Across all the lines below, how many contain the string "construido"? Please reply with the number only.

----- SUPPLIED INFORMATION

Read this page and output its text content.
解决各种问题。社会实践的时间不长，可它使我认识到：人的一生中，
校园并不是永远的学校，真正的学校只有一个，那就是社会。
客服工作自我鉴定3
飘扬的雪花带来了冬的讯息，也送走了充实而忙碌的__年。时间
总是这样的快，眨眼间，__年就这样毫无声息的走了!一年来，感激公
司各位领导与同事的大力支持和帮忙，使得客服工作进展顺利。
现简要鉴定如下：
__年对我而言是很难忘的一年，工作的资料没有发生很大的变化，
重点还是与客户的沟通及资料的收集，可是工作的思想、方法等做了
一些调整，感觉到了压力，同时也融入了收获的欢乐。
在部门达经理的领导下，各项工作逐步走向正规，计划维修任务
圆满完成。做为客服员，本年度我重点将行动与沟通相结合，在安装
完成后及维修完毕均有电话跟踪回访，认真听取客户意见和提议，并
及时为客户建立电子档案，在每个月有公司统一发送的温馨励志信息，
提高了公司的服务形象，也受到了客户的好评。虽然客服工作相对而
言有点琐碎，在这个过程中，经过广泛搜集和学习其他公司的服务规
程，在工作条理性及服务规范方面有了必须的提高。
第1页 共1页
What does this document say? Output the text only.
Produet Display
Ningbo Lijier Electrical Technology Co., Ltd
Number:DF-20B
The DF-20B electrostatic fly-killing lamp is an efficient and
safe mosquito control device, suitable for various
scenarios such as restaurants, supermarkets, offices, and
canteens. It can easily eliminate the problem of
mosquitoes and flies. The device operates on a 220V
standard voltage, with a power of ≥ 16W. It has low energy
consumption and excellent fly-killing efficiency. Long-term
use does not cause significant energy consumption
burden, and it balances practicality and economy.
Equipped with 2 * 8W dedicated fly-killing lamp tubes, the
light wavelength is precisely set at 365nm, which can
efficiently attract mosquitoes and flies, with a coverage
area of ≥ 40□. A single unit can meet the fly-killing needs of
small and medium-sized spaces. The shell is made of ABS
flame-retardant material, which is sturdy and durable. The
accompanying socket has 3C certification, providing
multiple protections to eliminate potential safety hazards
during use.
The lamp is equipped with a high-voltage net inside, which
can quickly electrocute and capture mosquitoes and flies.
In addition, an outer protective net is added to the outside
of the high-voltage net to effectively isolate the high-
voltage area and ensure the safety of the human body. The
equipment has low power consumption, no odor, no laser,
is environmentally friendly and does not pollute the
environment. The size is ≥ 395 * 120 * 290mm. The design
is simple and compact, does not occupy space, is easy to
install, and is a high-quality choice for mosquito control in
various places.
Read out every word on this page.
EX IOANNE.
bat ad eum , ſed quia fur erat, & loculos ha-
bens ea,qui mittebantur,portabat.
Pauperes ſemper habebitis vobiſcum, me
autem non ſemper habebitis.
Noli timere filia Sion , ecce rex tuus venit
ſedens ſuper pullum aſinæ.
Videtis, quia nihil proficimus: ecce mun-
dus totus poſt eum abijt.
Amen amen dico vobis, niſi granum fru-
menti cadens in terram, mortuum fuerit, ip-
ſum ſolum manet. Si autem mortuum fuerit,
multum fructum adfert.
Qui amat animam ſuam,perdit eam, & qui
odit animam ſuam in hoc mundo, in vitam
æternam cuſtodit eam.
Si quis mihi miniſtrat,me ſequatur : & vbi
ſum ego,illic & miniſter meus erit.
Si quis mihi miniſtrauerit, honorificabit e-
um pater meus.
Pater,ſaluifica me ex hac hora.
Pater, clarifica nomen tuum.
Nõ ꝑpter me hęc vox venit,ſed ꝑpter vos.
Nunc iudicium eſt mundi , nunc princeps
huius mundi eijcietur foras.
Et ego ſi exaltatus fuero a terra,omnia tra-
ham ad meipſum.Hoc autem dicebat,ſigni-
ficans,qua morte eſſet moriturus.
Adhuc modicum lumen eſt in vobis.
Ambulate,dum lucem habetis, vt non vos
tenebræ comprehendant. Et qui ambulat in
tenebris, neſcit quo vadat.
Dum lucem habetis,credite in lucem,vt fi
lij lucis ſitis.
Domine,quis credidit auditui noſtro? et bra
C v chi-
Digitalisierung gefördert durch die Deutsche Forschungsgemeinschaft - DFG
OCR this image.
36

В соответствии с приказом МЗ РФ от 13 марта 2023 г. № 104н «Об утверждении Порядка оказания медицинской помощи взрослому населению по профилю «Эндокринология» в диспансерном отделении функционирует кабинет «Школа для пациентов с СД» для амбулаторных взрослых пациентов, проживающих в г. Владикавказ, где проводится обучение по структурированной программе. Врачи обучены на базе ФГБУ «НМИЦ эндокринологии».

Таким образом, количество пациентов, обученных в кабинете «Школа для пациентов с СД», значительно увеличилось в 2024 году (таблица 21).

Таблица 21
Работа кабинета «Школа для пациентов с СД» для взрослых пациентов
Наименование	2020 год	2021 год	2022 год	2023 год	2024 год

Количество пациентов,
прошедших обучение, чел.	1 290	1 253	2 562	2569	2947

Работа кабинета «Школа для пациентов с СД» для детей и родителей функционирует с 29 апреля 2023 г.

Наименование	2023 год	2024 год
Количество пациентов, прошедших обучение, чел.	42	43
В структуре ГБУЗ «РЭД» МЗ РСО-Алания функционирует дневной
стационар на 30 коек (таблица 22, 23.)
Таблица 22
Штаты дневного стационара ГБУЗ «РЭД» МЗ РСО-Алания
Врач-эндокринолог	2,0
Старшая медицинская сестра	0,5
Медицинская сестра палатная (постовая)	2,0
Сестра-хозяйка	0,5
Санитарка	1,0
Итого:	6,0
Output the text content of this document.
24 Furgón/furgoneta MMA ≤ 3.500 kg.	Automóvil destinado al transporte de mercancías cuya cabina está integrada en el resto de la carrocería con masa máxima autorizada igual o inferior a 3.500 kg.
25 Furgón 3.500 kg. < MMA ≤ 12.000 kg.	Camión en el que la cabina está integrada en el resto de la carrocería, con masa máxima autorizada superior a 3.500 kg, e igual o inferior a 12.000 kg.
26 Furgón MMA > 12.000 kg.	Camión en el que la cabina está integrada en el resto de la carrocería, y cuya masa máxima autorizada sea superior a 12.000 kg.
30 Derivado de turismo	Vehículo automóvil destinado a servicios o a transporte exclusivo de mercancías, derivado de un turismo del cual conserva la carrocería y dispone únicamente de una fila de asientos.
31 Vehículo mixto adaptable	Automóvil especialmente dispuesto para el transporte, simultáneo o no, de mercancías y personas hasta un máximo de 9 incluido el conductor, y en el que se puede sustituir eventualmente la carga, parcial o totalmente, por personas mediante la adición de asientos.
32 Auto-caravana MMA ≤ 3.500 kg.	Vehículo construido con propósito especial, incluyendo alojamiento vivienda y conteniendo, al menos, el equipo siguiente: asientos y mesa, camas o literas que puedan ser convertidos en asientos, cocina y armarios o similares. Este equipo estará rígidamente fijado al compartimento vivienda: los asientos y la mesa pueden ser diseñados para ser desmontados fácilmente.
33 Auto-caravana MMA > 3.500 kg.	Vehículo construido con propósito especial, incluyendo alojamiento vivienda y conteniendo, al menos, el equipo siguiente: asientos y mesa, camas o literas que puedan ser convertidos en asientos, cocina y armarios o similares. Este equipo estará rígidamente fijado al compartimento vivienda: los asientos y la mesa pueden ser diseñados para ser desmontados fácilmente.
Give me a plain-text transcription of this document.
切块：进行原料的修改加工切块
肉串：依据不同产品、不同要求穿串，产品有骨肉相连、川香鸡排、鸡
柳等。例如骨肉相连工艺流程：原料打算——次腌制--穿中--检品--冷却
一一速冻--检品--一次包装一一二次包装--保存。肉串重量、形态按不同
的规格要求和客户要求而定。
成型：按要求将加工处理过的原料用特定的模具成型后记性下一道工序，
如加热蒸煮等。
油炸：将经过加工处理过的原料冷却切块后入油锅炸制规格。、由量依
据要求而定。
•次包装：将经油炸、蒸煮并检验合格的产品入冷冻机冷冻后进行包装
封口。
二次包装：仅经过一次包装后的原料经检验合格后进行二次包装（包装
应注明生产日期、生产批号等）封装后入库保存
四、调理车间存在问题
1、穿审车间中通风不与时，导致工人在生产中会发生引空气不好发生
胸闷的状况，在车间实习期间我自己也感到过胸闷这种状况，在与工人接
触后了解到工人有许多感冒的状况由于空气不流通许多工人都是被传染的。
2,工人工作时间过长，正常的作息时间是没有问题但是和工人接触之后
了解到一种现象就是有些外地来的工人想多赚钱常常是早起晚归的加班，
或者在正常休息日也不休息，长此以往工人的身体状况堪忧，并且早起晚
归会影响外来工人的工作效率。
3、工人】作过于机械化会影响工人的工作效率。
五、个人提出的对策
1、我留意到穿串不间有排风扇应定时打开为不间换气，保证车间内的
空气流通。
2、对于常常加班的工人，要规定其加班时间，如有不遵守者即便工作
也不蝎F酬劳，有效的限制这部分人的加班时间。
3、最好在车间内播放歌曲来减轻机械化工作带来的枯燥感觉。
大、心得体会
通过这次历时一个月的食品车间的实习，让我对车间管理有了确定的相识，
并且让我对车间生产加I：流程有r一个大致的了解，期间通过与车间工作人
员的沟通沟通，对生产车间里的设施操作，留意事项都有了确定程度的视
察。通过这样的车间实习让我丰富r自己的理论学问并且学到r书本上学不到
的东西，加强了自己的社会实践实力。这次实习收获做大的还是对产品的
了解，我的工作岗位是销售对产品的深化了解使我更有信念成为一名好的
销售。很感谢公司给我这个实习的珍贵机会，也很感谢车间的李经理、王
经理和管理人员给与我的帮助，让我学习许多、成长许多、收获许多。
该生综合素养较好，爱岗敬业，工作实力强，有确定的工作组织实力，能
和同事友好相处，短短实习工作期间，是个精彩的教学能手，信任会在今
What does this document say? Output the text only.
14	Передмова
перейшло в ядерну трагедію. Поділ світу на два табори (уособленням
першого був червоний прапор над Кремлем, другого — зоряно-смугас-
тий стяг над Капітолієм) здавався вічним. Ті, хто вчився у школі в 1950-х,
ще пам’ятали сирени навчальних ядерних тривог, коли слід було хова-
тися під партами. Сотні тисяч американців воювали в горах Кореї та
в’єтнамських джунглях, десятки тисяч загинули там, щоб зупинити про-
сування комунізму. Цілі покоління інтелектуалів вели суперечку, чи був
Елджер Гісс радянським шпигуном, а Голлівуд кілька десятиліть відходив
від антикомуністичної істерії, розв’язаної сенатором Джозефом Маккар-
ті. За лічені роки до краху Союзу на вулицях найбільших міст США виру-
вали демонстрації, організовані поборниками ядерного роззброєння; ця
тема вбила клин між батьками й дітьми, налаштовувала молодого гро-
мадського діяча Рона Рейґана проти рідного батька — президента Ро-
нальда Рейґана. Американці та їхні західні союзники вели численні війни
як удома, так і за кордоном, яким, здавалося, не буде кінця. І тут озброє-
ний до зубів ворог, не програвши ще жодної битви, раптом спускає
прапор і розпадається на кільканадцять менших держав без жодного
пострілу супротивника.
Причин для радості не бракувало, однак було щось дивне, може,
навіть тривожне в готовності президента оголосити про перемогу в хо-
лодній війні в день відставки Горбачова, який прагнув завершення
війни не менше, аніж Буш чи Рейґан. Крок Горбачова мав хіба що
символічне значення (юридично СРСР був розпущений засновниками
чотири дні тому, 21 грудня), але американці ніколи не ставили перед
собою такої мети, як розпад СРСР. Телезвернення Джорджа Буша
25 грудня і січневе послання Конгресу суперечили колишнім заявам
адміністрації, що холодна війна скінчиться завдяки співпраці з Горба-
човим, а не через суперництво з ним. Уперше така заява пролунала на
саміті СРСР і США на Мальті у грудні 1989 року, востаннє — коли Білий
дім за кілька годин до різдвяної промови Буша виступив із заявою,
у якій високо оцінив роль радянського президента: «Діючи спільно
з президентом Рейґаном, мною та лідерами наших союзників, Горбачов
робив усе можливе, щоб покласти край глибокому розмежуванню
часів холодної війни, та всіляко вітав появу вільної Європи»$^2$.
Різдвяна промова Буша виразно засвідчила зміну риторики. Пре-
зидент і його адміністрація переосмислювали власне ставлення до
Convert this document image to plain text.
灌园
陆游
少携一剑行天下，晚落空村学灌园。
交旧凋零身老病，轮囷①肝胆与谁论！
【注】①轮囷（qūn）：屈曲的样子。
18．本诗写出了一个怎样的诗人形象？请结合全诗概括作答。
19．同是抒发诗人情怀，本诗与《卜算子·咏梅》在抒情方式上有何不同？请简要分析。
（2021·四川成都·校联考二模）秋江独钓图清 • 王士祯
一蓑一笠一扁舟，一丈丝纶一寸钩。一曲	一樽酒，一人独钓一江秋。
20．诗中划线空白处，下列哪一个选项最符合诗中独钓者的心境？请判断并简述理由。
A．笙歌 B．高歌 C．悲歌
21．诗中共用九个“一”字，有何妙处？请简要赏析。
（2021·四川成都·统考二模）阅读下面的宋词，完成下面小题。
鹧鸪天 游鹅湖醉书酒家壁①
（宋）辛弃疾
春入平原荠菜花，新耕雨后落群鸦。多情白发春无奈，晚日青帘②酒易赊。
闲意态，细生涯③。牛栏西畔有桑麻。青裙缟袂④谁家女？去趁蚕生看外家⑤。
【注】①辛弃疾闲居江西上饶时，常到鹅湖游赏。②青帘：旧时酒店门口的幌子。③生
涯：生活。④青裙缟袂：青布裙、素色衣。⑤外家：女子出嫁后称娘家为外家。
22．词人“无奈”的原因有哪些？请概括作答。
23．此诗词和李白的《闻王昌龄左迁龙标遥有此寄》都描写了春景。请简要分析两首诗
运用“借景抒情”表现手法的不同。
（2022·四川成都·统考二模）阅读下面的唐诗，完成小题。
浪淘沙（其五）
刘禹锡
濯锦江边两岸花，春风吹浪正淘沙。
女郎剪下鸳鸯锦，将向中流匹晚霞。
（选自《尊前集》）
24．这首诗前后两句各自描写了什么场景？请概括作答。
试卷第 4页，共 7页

----------

- [RESPONSE] 2